— Start —

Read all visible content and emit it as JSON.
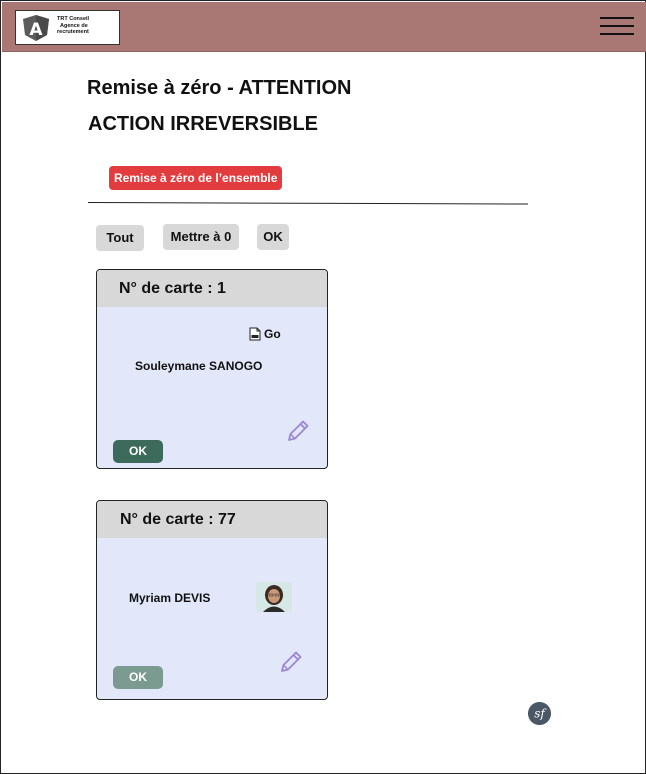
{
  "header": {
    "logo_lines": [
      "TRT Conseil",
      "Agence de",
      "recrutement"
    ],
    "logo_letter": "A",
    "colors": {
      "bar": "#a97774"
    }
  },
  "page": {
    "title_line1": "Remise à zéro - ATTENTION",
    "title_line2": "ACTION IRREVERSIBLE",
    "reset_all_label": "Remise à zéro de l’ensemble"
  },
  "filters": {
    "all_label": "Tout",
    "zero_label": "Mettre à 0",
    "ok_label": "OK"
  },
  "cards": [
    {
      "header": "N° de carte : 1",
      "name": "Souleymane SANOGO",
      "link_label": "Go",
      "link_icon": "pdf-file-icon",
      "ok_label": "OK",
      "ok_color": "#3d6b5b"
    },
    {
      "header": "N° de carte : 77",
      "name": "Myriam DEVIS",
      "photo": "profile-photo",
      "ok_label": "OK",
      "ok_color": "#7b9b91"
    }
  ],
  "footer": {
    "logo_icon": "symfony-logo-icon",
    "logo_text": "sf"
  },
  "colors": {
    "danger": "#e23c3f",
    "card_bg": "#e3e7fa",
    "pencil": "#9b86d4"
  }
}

— End —

Exercise brief:
Restate the data above word for word. Do not include the images.

Task solution:
Read all visible content and emit it as JSON.
{
  "header": {
    "logo_lines": [
      "TRT Conseil",
      "Agence de",
      "recrutement"
    ],
    "logo_letter": "A",
    "colors": {
      "bar": "#a97774"
    }
  },
  "page": {
    "title_line1": "Remise à zéro - ATTENTION",
    "title_line2": "ACTION IRREVERSIBLE",
    "reset_all_label": "Remise à zéro de l’ensemble"
  },
  "filters": {
    "all_label": "Tout",
    "zero_label": "Mettre à 0",
    "ok_label": "OK"
  },
  "cards": [
    {
      "header": "N° de carte : 1",
      "name": "Souleymane SANOGO",
      "link_label": "Go",
      "link_icon": "pdf-file-icon",
      "ok_label": "OK",
      "ok_color": "#3d6b5b"
    },
    {
      "header": "N° de carte : 77",
      "name": "Myriam DEVIS",
      "photo": "profile-photo",
      "ok_label": "OK",
      "ok_color": "#7b9b91"
    }
  ],
  "footer": {
    "logo_icon": "symfony-logo-icon",
    "logo_text": "sf"
  },
  "colors": {
    "danger": "#e23c3f",
    "card_bg": "#e3e7fa",
    "pencil": "#9b86d4"
  }
}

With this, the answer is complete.